RECORDS SUPPLIED:
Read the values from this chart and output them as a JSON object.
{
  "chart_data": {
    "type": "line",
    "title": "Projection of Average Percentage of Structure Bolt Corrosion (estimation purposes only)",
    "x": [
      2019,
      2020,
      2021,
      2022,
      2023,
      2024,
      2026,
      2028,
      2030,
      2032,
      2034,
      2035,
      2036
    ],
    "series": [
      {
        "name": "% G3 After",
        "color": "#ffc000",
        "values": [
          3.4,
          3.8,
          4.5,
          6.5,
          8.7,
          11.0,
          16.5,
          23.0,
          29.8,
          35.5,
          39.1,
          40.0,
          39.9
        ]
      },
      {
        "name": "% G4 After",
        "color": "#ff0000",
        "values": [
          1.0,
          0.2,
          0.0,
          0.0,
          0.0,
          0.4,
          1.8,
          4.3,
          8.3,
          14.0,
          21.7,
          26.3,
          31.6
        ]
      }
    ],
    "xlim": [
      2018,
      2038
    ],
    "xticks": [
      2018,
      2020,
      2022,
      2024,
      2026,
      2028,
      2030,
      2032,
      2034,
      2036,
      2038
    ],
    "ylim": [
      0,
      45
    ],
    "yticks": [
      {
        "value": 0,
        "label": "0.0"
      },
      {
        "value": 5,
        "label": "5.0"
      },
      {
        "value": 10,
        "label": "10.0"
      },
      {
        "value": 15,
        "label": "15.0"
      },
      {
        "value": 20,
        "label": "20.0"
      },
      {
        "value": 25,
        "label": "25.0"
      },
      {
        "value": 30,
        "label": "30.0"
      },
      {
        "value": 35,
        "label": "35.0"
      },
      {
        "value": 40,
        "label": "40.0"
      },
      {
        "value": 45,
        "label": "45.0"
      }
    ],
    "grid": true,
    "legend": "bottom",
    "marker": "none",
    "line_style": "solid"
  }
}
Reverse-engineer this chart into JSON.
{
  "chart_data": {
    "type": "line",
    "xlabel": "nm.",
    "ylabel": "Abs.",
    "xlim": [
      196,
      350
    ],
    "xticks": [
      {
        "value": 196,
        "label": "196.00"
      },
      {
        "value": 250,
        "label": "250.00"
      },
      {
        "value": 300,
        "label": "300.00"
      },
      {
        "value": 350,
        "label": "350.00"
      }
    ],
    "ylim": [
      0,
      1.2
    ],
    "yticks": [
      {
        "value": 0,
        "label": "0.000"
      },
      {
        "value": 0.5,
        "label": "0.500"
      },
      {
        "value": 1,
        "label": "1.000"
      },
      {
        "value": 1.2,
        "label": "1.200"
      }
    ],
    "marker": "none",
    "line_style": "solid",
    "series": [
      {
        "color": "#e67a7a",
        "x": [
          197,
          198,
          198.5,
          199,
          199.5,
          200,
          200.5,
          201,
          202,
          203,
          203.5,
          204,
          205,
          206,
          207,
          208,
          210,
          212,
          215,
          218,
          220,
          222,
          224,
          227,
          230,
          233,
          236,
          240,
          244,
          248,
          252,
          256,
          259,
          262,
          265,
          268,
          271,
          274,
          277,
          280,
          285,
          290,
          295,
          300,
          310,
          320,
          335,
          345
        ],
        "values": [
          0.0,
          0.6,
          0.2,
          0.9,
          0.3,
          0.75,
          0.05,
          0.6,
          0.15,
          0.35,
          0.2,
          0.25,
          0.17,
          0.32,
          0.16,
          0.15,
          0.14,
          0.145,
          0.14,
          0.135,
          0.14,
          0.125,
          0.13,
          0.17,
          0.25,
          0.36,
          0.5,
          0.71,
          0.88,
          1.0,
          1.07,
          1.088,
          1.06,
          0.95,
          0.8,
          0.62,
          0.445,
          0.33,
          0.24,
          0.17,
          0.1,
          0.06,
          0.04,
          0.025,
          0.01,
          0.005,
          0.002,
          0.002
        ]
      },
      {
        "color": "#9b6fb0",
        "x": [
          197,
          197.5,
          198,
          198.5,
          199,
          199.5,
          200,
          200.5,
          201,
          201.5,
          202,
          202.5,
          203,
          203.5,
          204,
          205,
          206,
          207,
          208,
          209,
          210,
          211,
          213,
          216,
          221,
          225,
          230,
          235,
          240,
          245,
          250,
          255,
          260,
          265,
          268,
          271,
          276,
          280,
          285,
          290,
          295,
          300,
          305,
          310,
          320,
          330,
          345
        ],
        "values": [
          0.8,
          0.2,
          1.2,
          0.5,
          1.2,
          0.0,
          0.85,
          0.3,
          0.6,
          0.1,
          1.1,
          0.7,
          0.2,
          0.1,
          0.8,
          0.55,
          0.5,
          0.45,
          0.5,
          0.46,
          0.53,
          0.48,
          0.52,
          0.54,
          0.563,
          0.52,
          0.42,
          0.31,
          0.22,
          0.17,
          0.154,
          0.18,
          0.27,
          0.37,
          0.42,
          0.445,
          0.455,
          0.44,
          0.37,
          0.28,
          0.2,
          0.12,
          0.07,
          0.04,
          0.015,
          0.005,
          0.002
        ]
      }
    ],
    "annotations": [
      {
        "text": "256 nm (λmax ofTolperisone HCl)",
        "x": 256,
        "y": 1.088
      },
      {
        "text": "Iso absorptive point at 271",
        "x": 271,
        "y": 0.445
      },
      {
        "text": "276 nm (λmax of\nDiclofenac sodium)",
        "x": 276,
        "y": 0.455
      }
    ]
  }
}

SET PROBLEM: Retype all the records, matching them exactly.

FULL RESPONSE:
Read the values from this chart and output them as a JSON object.
{
  "chart_data": {
    "type": "line",
    "title": "Projection of Average Percentage of Structure Bolt Corrosion (estimation purposes only)",
    "x": [
      2019,
      2020,
      2021,
      2022,
      2023,
      2024,
      2026,
      2028,
      2030,
      2032,
      2034,
      2035,
      2036
    ],
    "series": [
      {
        "name": "% G3 After",
        "color": "#ffc000",
        "values": [
          3.4,
          3.8,
          4.5,
          6.5,
          8.7,
          11.0,
          16.5,
          23.0,
          29.8,
          35.5,
          39.1,
          40.0,
          39.9
        ]
      },
      {
        "name": "% G4 After",
        "color": "#ff0000",
        "values": [
          1.0,
          0.2,
          0.0,
          0.0,
          0.0,
          0.4,
          1.8,
          4.3,
          8.3,
          14.0,
          21.7,
          26.3,
          31.6
        ]
      }
    ],
    "xlim": [
      2018,
      2038
    ],
    "xticks": [
      2018,
      2020,
      2022,
      2024,
      2026,
      2028,
      2030,
      2032,
      2034,
      2036,
      2038
    ],
    "ylim": [
      0,
      45
    ],
    "yticks": [
      {
        "value": 0,
        "label": "0.0"
      },
      {
        "value": 5,
        "label": "5.0"
      },
      {
        "value": 10,
        "label": "10.0"
      },
      {
        "value": 15,
        "label": "15.0"
      },
      {
        "value": 20,
        "label": "20.0"
      },
      {
        "value": 25,
        "label": "25.0"
      },
      {
        "value": 30,
        "label": "30.0"
      },
      {
        "value": 35,
        "label": "35.0"
      },
      {
        "value": 40,
        "label": "40.0"
      },
      {
        "value": 45,
        "label": "45.0"
      }
    ],
    "grid": true,
    "legend": "bottom",
    "marker": "none",
    "line_style": "solid"
  }
}
Reverse-engineer this chart into JSON.
{
  "chart_data": {
    "type": "line",
    "xlabel": "nm.",
    "ylabel": "Abs.",
    "xlim": [
      196,
      350
    ],
    "xticks": [
      {
        "value": 196,
        "label": "196.00"
      },
      {
        "value": 250,
        "label": "250.00"
      },
      {
        "value": 300,
        "label": "300.00"
      },
      {
        "value": 350,
        "label": "350.00"
      }
    ],
    "ylim": [
      0,
      1.2
    ],
    "yticks": [
      {
        "value": 0,
        "label": "0.000"
      },
      {
        "value": 0.5,
        "label": "0.500"
      },
      {
        "value": 1,
        "label": "1.000"
      },
      {
        "value": 1.2,
        "label": "1.200"
      }
    ],
    "marker": "none",
    "line_style": "solid",
    "series": [
      {
        "color": "#e67a7a",
        "x": [
          197,
          198,
          198.5,
          199,
          199.5,
          200,
          200.5,
          201,
          202,
          203,
          203.5,
          204,
          205,
          206,
          207,
          208,
          210,
          212,
          215,
          218,
          220,
          222,
          224,
          227,
          230,
          233,
          236,
          240,
          244,
          248,
          252,
          256,
          259,
          262,
          265,
          268,
          271,
          274,
          277,
          280,
          285,
          290,
          295,
          300,
          310,
          320,
          335,
          345
        ],
        "values": [
          0.0,
          0.6,
          0.2,
          0.9,
          0.3,
          0.75,
          0.05,
          0.6,
          0.15,
          0.35,
          0.2,
          0.25,
          0.17,
          0.32,
          0.16,
          0.15,
          0.14,
          0.145,
          0.14,
          0.135,
          0.14,
          0.125,
          0.13,
          0.17,
          0.25,
          0.36,
          0.5,
          0.71,
          0.88,
          1.0,
          1.07,
          1.088,
          1.06,
          0.95,
          0.8,
          0.62,
          0.445,
          0.33,
          0.24,
          0.17,
          0.1,
          0.06,
          0.04,
          0.025,
          0.01,
          0.005,
          0.002,
          0.002
        ]
      },
      {
        "color": "#9b6fb0",
        "x": [
          197,
          197.5,
          198,
          198.5,
          199,
          199.5,
          200,
          200.5,
          201,
          201.5,
          202,
          202.5,
          203,
          203.5,
          204,
          205,
          206,
          207,
          208,
          209,
          210,
          211,
          213,
          216,
          221,
          225,
          230,
          235,
          240,
          245,
          250,
          255,
          260,
          265,
          268,
          271,
          276,
          280,
          285,
          290,
          295,
          300,
          305,
          310,
          320,
          330,
          345
        ],
        "values": [
          0.8,
          0.2,
          1.2,
          0.5,
          1.2,
          0.0,
          0.85,
          0.3,
          0.6,
          0.1,
          1.1,
          0.7,
          0.2,
          0.1,
          0.8,
          0.55,
          0.5,
          0.45,
          0.5,
          0.46,
          0.53,
          0.48,
          0.52,
          0.54,
          0.563,
          0.52,
          0.42,
          0.31,
          0.22,
          0.17,
          0.154,
          0.18,
          0.27,
          0.37,
          0.42,
          0.445,
          0.455,
          0.44,
          0.37,
          0.28,
          0.2,
          0.12,
          0.07,
          0.04,
          0.015,
          0.005,
          0.002
        ]
      }
    ],
    "annotations": [
      {
        "text": "256 nm (λmax ofTolperisone HCl)",
        "x": 256,
        "y": 1.088
      },
      {
        "text": "Iso absorptive point at 271",
        "x": 271,
        "y": 0.445
      },
      {
        "text": "276 nm (λmax of\nDiclofenac sodium)",
        "x": 276,
        "y": 0.455
      }
    ]
  }
}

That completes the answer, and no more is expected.